═══ Supplied records ═══

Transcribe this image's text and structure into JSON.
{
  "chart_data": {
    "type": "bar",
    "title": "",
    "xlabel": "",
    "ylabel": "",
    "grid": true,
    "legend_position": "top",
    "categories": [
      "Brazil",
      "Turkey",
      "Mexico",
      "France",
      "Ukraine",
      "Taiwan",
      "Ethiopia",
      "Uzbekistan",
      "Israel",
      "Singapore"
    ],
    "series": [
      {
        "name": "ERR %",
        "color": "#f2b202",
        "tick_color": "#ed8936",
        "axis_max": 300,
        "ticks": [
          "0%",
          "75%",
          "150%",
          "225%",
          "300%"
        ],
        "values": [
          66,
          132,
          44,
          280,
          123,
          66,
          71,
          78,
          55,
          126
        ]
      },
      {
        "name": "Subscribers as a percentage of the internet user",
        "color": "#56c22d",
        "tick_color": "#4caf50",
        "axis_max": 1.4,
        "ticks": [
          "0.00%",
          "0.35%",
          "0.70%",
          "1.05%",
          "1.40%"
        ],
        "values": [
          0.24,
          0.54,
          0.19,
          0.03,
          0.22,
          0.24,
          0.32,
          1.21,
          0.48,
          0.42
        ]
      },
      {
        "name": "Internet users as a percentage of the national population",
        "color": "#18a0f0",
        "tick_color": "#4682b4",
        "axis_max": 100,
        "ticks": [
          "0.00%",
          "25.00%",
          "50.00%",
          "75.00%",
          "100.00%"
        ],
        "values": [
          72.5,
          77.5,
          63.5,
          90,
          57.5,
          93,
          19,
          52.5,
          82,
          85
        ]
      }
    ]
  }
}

═══

▶ The request
In the records above, locate the lines holding the word "percentage". Copy each of them.

▶ Result of the task
        "name": "Subscribers as a percentage of the internet user",
        "name": "Internet users as a percentage of the national population",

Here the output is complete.